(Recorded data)
◇ ◇ ◇ ◇

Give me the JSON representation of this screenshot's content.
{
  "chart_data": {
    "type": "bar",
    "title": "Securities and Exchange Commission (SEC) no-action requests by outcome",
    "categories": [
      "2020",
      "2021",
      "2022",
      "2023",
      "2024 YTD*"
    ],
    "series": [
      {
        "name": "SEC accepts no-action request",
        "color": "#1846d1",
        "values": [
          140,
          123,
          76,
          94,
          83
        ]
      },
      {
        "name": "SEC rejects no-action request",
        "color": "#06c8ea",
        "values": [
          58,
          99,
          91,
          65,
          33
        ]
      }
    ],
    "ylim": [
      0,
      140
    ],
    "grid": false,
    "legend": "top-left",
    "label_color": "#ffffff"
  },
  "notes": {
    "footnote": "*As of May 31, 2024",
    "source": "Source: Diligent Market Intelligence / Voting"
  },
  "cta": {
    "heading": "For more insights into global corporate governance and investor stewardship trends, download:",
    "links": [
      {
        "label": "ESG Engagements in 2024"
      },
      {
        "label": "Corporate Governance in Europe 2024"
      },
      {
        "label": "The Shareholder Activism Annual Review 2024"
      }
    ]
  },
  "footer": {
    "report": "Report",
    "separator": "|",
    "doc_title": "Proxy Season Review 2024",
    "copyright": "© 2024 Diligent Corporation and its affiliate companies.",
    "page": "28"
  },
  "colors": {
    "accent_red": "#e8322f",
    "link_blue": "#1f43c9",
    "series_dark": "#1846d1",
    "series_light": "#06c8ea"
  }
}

◇ ◇ ◇ ◇

WHAT IS EXPECTED »
Scan the material line by line and report each one that contains "Review".

EXPECTED ANSWER »
        "label": "The Shareholder Activism Annual Review 2024"
    "doc_title": "Proxy Season Review 2024",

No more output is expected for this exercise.